## OBJECTIVE
Repeat the records verbatim and leave the pictures out of your copy.

===== MATERIAL SUPPLIED =====

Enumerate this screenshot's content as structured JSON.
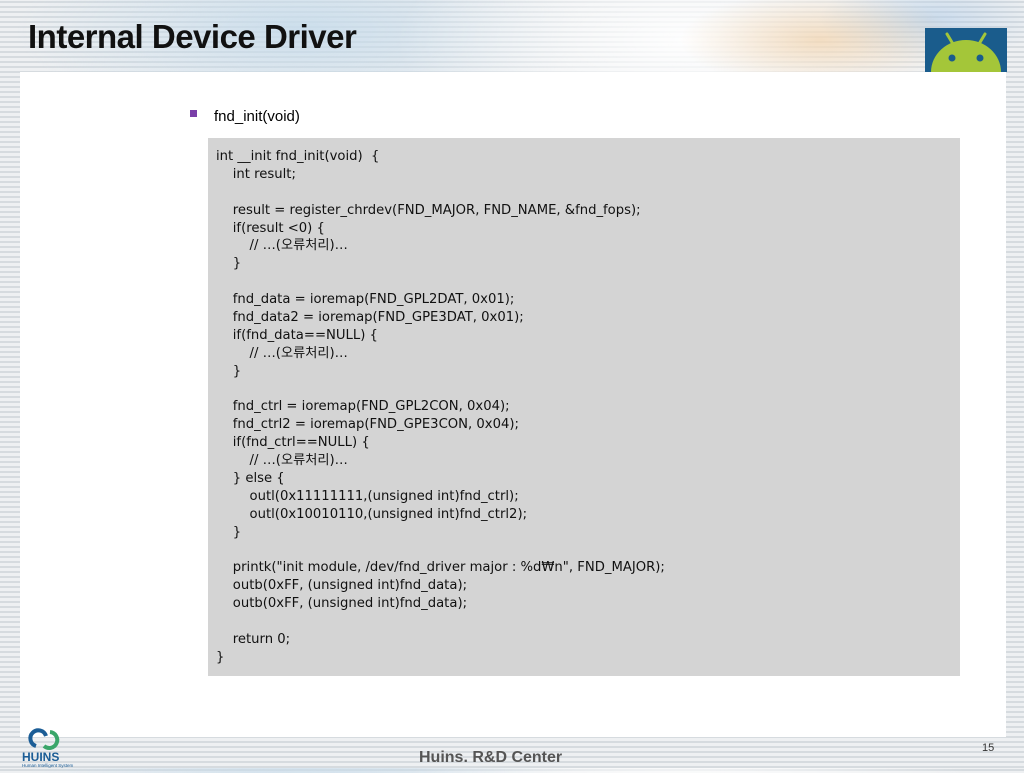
{
  "slide": {
    "title": "Internal Device Driver",
    "bullet": "fnd_init(void)",
    "page_number": "15",
    "footer": "Huins. R&D Center",
    "logo_text": "HUINS",
    "logo_subtext": "Human Intelligent System"
  },
  "code_lines": [
    "int __init fnd_init(void)  {",
    "    int result;",
    "",
    "    result = register_chrdev(FND_MAJOR, FND_NAME, &fnd_fops);",
    "    if(result <0) {",
    "        // …(오류처리)…",
    "    }",
    "",
    "    fnd_data = ioremap(FND_GPL2DAT, 0x01);",
    "    fnd_data2 = ioremap(FND_GPE3DAT, 0x01);",
    "    if(fnd_data==NULL) {",
    "        // …(오류처리)…",
    "    }",
    "",
    "    fnd_ctrl = ioremap(FND_GPL2CON, 0x04);",
    "    fnd_ctrl2 = ioremap(FND_GPE3CON, 0x04);",
    "    if(fnd_ctrl==NULL) {",
    "        // …(오류처리)…",
    "    } else {",
    "        outl(0x11111111,(unsigned int)fnd_ctrl);",
    "        outl(0x10010110,(unsigned int)fnd_ctrl2);",
    "    }",
    "",
    "    printk(\"init module, /dev/fnd_driver major : %d₩n\", FND_MAJOR);",
    "    outb(0xFF, (unsigned int)fnd_data);",
    "    outb(0xFF, (unsigned int)fnd_data);",
    "",
    "    return 0;",
    "}"
  ],
  "colors": {
    "bullet": "#7a3fa8",
    "code_background": "#d4d4d4",
    "android_green": "#a4c639",
    "android_bg": "#1a5c8c",
    "logo_blue": "#1b5d96",
    "logo_green": "#3aa66a"
  },
  "icons": [
    "android-logo-icon",
    "huins-logo-icon"
  ]
}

=====

## FINAL RESULT
Enumerate this screenshot's content as structured JSON.
{
  "slide": {
    "title": "Internal Device Driver",
    "bullet": "fnd_init(void)",
    "page_number": "15",
    "footer": "Huins. R&D Center",
    "logo_text": "HUINS",
    "logo_subtext": "Human Intelligent System"
  },
  "code_lines": [
    "int __init fnd_init(void)  {",
    "    int result;",
    "",
    "    result = register_chrdev(FND_MAJOR, FND_NAME, &fnd_fops);",
    "    if(result <0) {",
    "        // …(오류처리)…",
    "    }",
    "",
    "    fnd_data = ioremap(FND_GPL2DAT, 0x01);",
    "    fnd_data2 = ioremap(FND_GPE3DAT, 0x01);",
    "    if(fnd_data==NULL) {",
    "        // …(오류처리)…",
    "    }",
    "",
    "    fnd_ctrl = ioremap(FND_GPL2CON, 0x04);",
    "    fnd_ctrl2 = ioremap(FND_GPE3CON, 0x04);",
    "    if(fnd_ctrl==NULL) {",
    "        // …(오류처리)…",
    "    } else {",
    "        outl(0x11111111,(unsigned int)fnd_ctrl);",
    "        outl(0x10010110,(unsigned int)fnd_ctrl2);",
    "    }",
    "",
    "    printk(\"init module, /dev/fnd_driver major : %d₩n\", FND_MAJOR);",
    "    outb(0xFF, (unsigned int)fnd_data);",
    "    outb(0xFF, (unsigned int)fnd_data);",
    "",
    "    return 0;",
    "}"
  ],
  "colors": {
    "bullet": "#7a3fa8",
    "code_background": "#d4d4d4",
    "android_green": "#a4c639",
    "android_bg": "#1a5c8c",
    "logo_blue": "#1b5d96",
    "logo_green": "#3aa66a"
  },
  "icons": [
    "android-logo-icon",
    "huins-logo-icon"
  ]
}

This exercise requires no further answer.